CHALLENGE: Quote every line as written. Omit pictures.

DATA SUPPLIED:
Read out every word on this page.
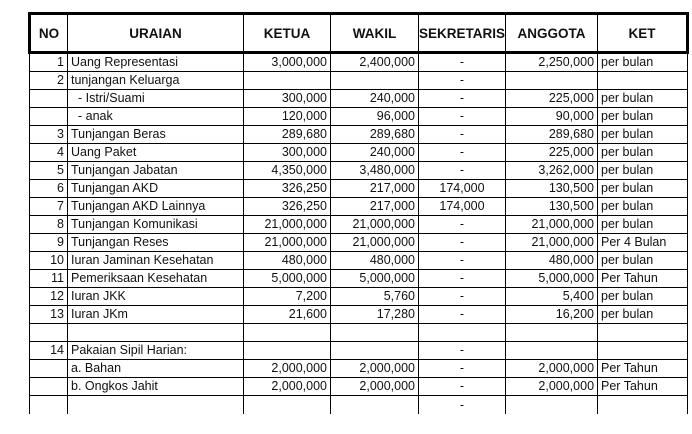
NO	URAIAN	KETUA	WAKIL	SEKRETARIS	ANGGOTA	KET
1	Uang Representasi	3,000,000	2,400,000	-	2,250,000	per bulan
2	tunjangan Keluarga			-		
	- Istri/Suami	300,000	240,000	-	225,000	per bulan
	- anak	120,000	96,000	-	90,000	per bulan
3	Tunjangan Beras	289,680	289,680	-	289,680	per bulan
4	Uang Paket	300,000	240,000	-	225,000	per bulan
5	Tunjangan Jabatan	4,350,000	3,480,000	-	3,262,000	per bulan
6	Tunjangan AKD	326,250	217,000	174,000	130,500	per bulan
7	Tunjangan AKD Lainnya	326,250	217,000	174,000	130,500	per bulan
8	Tunjangan Komunikasi	21,000,000	21,000,000	-	21,000,000	per bulan
9	Tunjangan Reses	21,000,000	21,000,000	-	21,000,000	Per 4 Bulan
10	Iuran Jaminan Kesehatan	480,000	480,000	-	480,000	per bulan
11	Pemeriksaan Kesehatan	5,000,000	5,000,000	-	5,000,000	Per Tahun
12	Iuran JKK	7,200	5,760	-	5,400	per bulan
13	Iuran JKm	21,600	17,280	-	16,200	per bulan

14	Pakaian Sipil Harian:			-		
	a. Bahan	2,000,000	2,000,000	-	2,000,000	Per Tahun
	b. Ongkos Jahit	2,000,000	2,000,000	-	2,000,000	Per Tahun
				-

FINAL ANSWER:
Read out every word on this page.
NO	URAIAN	KETUA	WAKIL	SEKRETARIS	ANGGOTA	KET
1	Uang Representasi	3,000,000	2,400,000	-	2,250,000	per bulan
2	tunjangan Keluarga			-		
	- Istri/Suami	300,000	240,000	-	225,000	per bulan
	- anak	120,000	96,000	-	90,000	per bulan
3	Tunjangan Beras	289,680	289,680	-	289,680	per bulan
4	Uang Paket	300,000	240,000	-	225,000	per bulan
5	Tunjangan Jabatan	4,350,000	3,480,000	-	3,262,000	per bulan
6	Tunjangan AKD	326,250	217,000	174,000	130,500	per bulan
7	Tunjangan AKD Lainnya	326,250	217,000	174,000	130,500	per bulan
8	Tunjangan Komunikasi	21,000,000	21,000,000	-	21,000,000	per bulan
9	Tunjangan Reses	21,000,000	21,000,000	-	21,000,000	Per 4 Bulan
10	Iuran Jaminan Kesehatan	480,000	480,000	-	480,000	per bulan
11	Pemeriksaan Kesehatan	5,000,000	5,000,000	-	5,000,000	Per Tahun
12	Iuran JKK	7,200	5,760	-	5,400	per bulan
13	Iuran JKm	21,600	17,280	-	16,200	per bulan

14	Pakaian Sipil Harian:			-		
	a. Bahan	2,000,000	2,000,000	-	2,000,000	Per Tahun
	b. Ongkos Jahit	2,000,000	2,000,000	-	2,000,000	Per Tahun
				-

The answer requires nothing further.